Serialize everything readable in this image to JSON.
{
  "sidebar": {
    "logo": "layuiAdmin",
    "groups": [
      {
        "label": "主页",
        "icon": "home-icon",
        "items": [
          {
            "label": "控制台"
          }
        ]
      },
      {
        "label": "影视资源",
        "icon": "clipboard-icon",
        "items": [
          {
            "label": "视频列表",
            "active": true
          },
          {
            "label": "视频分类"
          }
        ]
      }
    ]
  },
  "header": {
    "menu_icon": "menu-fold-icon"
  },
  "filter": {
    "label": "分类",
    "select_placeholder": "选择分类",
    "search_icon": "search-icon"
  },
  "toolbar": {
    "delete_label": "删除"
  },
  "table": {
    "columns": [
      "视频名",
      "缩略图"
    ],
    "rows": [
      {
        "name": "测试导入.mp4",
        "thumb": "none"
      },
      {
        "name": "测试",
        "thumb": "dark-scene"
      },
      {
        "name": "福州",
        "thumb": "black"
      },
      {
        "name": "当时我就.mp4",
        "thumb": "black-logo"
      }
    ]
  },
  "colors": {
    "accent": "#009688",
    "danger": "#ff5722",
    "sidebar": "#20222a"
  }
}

----

Pick out and copy the lines of the entries that hold the string "name".

**Exercise solution**
        "name": "测试导入.mp4",
        "name": "测试",
        "name": "福州",
        "name": "当时我就.mp4",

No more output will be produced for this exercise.